- [Supplied records]
-------
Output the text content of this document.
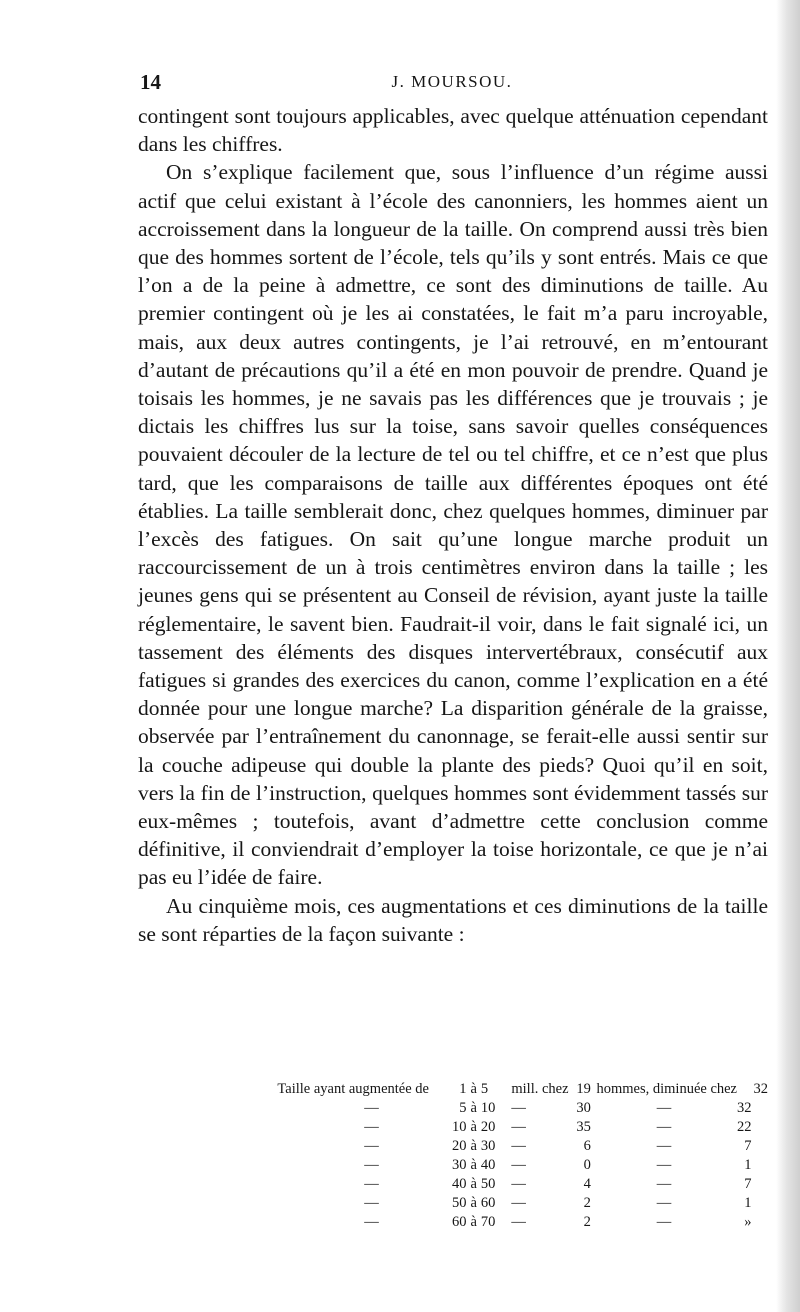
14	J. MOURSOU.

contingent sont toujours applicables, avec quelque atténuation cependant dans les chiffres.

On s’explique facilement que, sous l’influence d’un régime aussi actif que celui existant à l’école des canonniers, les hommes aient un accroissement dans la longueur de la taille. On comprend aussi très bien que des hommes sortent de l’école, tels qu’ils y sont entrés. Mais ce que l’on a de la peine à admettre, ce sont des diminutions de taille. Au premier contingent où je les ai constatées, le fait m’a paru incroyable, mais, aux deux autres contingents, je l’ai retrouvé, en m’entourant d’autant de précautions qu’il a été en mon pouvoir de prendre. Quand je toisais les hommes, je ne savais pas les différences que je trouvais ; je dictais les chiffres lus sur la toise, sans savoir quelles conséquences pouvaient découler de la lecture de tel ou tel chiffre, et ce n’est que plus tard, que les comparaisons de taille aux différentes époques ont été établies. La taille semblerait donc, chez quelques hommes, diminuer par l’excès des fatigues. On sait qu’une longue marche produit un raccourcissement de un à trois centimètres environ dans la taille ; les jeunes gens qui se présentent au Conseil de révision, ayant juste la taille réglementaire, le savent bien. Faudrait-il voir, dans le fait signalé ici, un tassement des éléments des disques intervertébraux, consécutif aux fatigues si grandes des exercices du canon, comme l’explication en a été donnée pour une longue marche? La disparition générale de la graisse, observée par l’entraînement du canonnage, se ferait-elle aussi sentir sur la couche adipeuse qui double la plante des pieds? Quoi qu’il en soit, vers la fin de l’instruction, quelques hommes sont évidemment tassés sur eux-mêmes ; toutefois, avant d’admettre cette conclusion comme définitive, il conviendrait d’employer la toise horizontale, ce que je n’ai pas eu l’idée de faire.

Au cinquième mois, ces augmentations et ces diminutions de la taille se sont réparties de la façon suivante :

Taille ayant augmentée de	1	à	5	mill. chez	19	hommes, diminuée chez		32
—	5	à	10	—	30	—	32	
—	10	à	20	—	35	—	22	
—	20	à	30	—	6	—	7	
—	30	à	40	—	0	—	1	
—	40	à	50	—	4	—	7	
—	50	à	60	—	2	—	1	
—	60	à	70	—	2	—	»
-------
Give all the lines above again, character for character, without pictures.

- [Problem solution]
Output the text content of this document.
14	J. MOURSOU.

contingent sont toujours applicables, avec quelque atténuation cependant dans les chiffres.

On s’explique facilement que, sous l’influence d’un régime aussi actif que celui existant à l’école des canonniers, les hommes aient un accroissement dans la longueur de la taille. On comprend aussi très bien que des hommes sortent de l’école, tels qu’ils y sont entrés. Mais ce que l’on a de la peine à admettre, ce sont des diminutions de taille. Au premier contingent où je les ai constatées, le fait m’a paru incroyable, mais, aux deux autres contingents, je l’ai retrouvé, en m’entourant d’autant de précautions qu’il a été en mon pouvoir de prendre. Quand je toisais les hommes, je ne savais pas les différences que je trouvais ; je dictais les chiffres lus sur la toise, sans savoir quelles conséquences pouvaient découler de la lecture de tel ou tel chiffre, et ce n’est que plus tard, que les comparaisons de taille aux différentes époques ont été établies. La taille semblerait donc, chez quelques hommes, diminuer par l’excès des fatigues. On sait qu’une longue marche produit un raccourcissement de un à trois centimètres environ dans la taille ; les jeunes gens qui se présentent au Conseil de révision, ayant juste la taille réglementaire, le savent bien. Faudrait-il voir, dans le fait signalé ici, un tassement des éléments des disques intervertébraux, consécutif aux fatigues si grandes des exercices du canon, comme l’explication en a été donnée pour une longue marche? La disparition générale de la graisse, observée par l’entraînement du canonnage, se ferait-elle aussi sentir sur la couche adipeuse qui double la plante des pieds? Quoi qu’il en soit, vers la fin de l’instruction, quelques hommes sont évidemment tassés sur eux-mêmes ; toutefois, avant d’admettre cette conclusion comme définitive, il conviendrait d’employer la toise horizontale, ce que je n’ai pas eu l’idée de faire.

Au cinquième mois, ces augmentations et ces diminutions de la taille se sont réparties de la façon suivante :

Taille ayant augmentée de	1	à	5	mill. chez	19	hommes, diminuée chez		32
—	5	à	10	—	30	—	32	
—	10	à	20	—	35	—	22	
—	20	à	30	—	6	—	7	
—	30	à	40	—	0	—	1	
—	40	à	50	—	4	—	7	
—	50	à	60	—	2	—	1	
—	60	à	70	—	2	—	»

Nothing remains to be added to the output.